▸ **WHAT YOU WILL DO**
Copy each line below exactly and leave the pictures out.
[START OF PROVIDED INFORMATION]
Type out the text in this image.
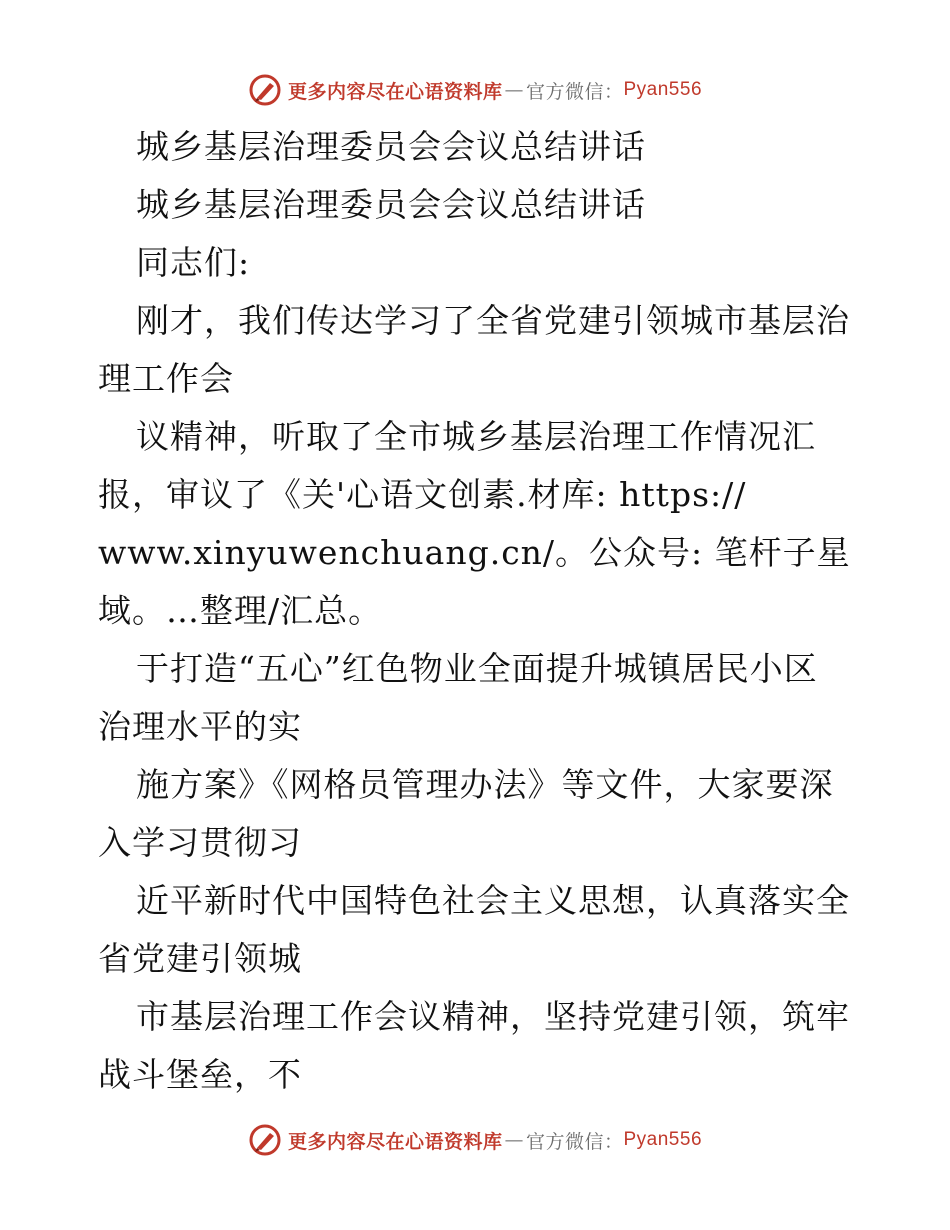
更多内容尽在心语资料库 — 官方微信： Pyan556
城乡基层治理委员会会议总结讲话
城乡基层治理委员会会议总结讲话
同志们:
刚才，我们传达学习了全省党建引领城市基层治
理工作会
议精神，听取了全市城乡基层治理工作情况汇
报，审议了《关'心语文创素.材库: https://
www.xinyuwenchuang.cn/。公众号: 笔杆子星
域。…整理/汇总。
于打造“五心”红色物业全面提升城镇居民小区
治理水平的实
施方案》《网格员管理办法》等文件，大家要深
入学习贯彻习
近平新时代中国特色社会主义思想，认真落实全
省党建引领城
市基层治理工作会议精神，坚持党建引领，筑牢
战斗堡垒，不
更多内容尽在心语资料库 — 官方微信： Pyan556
[END OF PROVIDED INFORMATION]
▸ **FINAL ANSWER**
Type out the text in this image.
更多内容尽在心语资料库 — 官方微信： Pyan556
城乡基层治理委员会会议总结讲话
城乡基层治理委员会会议总结讲话
同志们:
刚才，我们传达学习了全省党建引领城市基层治
理工作会
议精神，听取了全市城乡基层治理工作情况汇
报，审议了《关'心语文创素.材库: https://
www.xinyuwenchuang.cn/。公众号: 笔杆子星
域。…整理/汇总。
于打造“五心”红色物业全面提升城镇居民小区
治理水平的实
施方案》《网格员管理办法》等文件，大家要深
入学习贯彻习
近平新时代中国特色社会主义思想，认真落实全
省党建引领城
市基层治理工作会议精神，坚持党建引领，筑牢
战斗堡垒，不
更多内容尽在心语资料库 — 官方微信： Pyan556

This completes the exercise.